Task requirements ->
Your task is to print all of the material verbatim.

+ + + + + + +

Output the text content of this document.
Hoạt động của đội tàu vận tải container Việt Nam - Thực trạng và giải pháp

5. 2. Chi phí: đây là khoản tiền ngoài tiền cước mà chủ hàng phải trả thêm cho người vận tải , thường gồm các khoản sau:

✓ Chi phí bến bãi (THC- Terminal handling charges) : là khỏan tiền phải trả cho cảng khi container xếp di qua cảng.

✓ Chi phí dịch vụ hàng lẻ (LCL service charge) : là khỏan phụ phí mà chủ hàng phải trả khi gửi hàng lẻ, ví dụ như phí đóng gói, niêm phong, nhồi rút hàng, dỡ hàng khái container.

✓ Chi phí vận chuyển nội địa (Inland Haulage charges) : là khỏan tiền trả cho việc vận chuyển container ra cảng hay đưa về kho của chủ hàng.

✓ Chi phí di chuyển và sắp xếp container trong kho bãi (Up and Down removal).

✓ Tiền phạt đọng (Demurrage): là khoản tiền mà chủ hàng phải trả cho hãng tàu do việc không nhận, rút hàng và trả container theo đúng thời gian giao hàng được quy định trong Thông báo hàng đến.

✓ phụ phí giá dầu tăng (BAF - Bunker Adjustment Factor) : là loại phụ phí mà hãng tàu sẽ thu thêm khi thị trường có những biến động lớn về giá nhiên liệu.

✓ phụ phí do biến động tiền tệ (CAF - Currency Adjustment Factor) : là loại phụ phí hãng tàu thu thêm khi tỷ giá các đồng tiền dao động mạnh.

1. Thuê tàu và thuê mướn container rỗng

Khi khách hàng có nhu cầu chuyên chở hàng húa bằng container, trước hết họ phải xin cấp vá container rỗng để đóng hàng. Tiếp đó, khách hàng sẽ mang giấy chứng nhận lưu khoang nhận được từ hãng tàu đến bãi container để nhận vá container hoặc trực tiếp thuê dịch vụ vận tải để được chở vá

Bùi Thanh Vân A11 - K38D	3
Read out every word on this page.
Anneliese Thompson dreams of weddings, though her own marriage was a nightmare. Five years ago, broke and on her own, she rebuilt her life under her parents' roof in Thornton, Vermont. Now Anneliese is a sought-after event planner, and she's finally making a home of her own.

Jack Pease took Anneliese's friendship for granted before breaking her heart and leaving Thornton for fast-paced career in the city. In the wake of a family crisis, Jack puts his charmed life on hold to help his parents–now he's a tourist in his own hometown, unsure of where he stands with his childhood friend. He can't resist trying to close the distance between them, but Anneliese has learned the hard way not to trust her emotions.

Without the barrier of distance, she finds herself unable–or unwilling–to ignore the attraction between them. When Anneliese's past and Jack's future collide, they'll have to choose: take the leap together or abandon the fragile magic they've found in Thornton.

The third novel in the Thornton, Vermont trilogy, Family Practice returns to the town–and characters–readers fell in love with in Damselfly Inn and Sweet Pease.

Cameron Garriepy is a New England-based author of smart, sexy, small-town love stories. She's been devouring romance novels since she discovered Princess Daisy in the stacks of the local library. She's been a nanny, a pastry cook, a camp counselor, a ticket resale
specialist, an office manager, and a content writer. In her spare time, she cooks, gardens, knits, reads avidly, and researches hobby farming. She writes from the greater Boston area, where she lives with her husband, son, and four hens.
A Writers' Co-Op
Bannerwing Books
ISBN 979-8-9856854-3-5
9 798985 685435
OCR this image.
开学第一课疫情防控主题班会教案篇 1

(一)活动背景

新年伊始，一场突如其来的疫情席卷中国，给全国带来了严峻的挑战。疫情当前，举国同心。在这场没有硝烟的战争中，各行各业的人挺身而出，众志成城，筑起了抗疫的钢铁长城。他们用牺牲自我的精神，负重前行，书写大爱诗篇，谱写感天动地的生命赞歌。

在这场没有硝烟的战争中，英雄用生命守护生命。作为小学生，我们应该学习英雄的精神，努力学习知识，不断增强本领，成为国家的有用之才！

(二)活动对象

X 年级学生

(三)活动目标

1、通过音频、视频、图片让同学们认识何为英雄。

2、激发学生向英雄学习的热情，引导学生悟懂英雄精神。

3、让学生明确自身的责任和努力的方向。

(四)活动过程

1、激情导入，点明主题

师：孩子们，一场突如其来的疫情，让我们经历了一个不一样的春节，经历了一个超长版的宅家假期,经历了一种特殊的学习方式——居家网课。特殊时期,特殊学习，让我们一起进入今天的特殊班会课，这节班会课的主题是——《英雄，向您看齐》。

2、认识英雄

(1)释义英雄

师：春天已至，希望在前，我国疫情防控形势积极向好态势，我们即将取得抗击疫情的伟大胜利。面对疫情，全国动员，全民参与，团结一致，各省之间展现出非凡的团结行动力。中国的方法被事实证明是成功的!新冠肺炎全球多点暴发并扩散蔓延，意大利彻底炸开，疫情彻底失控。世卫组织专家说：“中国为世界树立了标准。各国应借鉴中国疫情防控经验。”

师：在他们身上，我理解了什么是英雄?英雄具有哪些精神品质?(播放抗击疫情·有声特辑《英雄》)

+ + + + + + +

Solution for this problem ->
Output the text content of this document.
Hoạt động của đội tàu vận tải container Việt Nam - Thực trạng và giải pháp

5. 2. Chi phí: đây là khoản tiền ngoài tiền cước mà chủ hàng phải trả thêm cho người vận tải , thường gồm các khoản sau:

✓ Chi phí bến bãi (THC- Terminal handling charges) : là khỏan tiền phải trả cho cảng khi container xếp di qua cảng.

✓ Chi phí dịch vụ hàng lẻ (LCL service charge) : là khỏan phụ phí mà chủ hàng phải trả khi gửi hàng lẻ, ví dụ như phí đóng gói, niêm phong, nhồi rút hàng, dỡ hàng khái container.

✓ Chi phí vận chuyển nội địa (Inland Haulage charges) : là khỏan tiền trả cho việc vận chuyển container ra cảng hay đưa về kho của chủ hàng.

✓ Chi phí di chuyển và sắp xếp container trong kho bãi (Up and Down removal).

✓ Tiền phạt đọng (Demurrage): là khoản tiền mà chủ hàng phải trả cho hãng tàu do việc không nhận, rút hàng và trả container theo đúng thời gian giao hàng được quy định trong Thông báo hàng đến.

✓ phụ phí giá dầu tăng (BAF - Bunker Adjustment Factor) : là loại phụ phí mà hãng tàu sẽ thu thêm khi thị trường có những biến động lớn về giá nhiên liệu.

✓ phụ phí do biến động tiền tệ (CAF - Currency Adjustment Factor) : là loại phụ phí hãng tàu thu thêm khi tỷ giá các đồng tiền dao động mạnh.

1. Thuê tàu và thuê mướn container rỗng

Khi khách hàng có nhu cầu chuyên chở hàng húa bằng container, trước hết họ phải xin cấp vá container rỗng để đóng hàng. Tiếp đó, khách hàng sẽ mang giấy chứng nhận lưu khoang nhận được từ hãng tàu đến bãi container để nhận vá container hoặc trực tiếp thuê dịch vụ vận tải để được chở vá

Bùi Thanh Vân A11 - K38D	3
Read out every word on this page.
Anneliese Thompson dreams of weddings, though her own marriage was a nightmare. Five years ago, broke and on her own, she rebuilt her life under her parents' roof in Thornton, Vermont. Now Anneliese is a sought-after event planner, and she's finally making a home of her own.

Jack Pease took Anneliese's friendship for granted before breaking her heart and leaving Thornton for fast-paced career in the city. In the wake of a family crisis, Jack puts his charmed life on hold to help his parents–now he's a tourist in his own hometown, unsure of where he stands with his childhood friend. He can't resist trying to close the distance between them, but Anneliese has learned the hard way not to trust her emotions.

Without the barrier of distance, she finds herself unable–or unwilling–to ignore the attraction between them. When Anneliese's past and Jack's future collide, they'll have to choose: take the leap together or abandon the fragile magic they've found in Thornton.

The third novel in the Thornton, Vermont trilogy, Family Practice returns to the town–and characters–readers fell in love with in Damselfly Inn and Sweet Pease.

Cameron Garriepy is a New England-based author of smart, sexy, small-town love stories. She's been devouring romance novels since she discovered Princess Daisy in the stacks of the local library. She's been a nanny, a pastry cook, a camp counselor, a ticket resale
specialist, an office manager, and a content writer. In her spare time, she cooks, gardens, knits, reads avidly, and researches hobby farming. She writes from the greater Boston area, where she lives with her husband, son, and four hens.
A Writers' Co-Op
Bannerwing Books
ISBN 979-8-9856854-3-5
9 798985 685435
OCR this image.
开学第一课疫情防控主题班会教案篇 1

(一)活动背景

新年伊始，一场突如其来的疫情席卷中国，给全国带来了严峻的挑战。疫情当前，举国同心。在这场没有硝烟的战争中，各行各业的人挺身而出，众志成城，筑起了抗疫的钢铁长城。他们用牺牲自我的精神，负重前行，书写大爱诗篇，谱写感天动地的生命赞歌。

在这场没有硝烟的战争中，英雄用生命守护生命。作为小学生，我们应该学习英雄的精神，努力学习知识，不断增强本领，成为国家的有用之才！

(二)活动对象

X 年级学生

(三)活动目标

1、通过音频、视频、图片让同学们认识何为英雄。

2、激发学生向英雄学习的热情，引导学生悟懂英雄精神。

3、让学生明确自身的责任和努力的方向。

(四)活动过程

1、激情导入，点明主题

师：孩子们，一场突如其来的疫情，让我们经历了一个不一样的春节，经历了一个超长版的宅家假期,经历了一种特殊的学习方式——居家网课。特殊时期,特殊学习，让我们一起进入今天的特殊班会课，这节班会课的主题是——《英雄，向您看齐》。

2、认识英雄

(1)释义英雄

师：春天已至，希望在前，我国疫情防控形势积极向好态势，我们即将取得抗击疫情的伟大胜利。面对疫情，全国动员，全民参与，团结一致，各省之间展现出非凡的团结行动力。中国的方法被事实证明是成功的!新冠肺炎全球多点暴发并扩散蔓延，意大利彻底炸开，疫情彻底失控。世卫组织专家说：“中国为世界树立了标准。各国应借鉴中国疫情防控经验。”

师：在他们身上，我理解了什么是英雄?英雄具有哪些精神品质?(播放抗击疫情·有声特辑《英雄》)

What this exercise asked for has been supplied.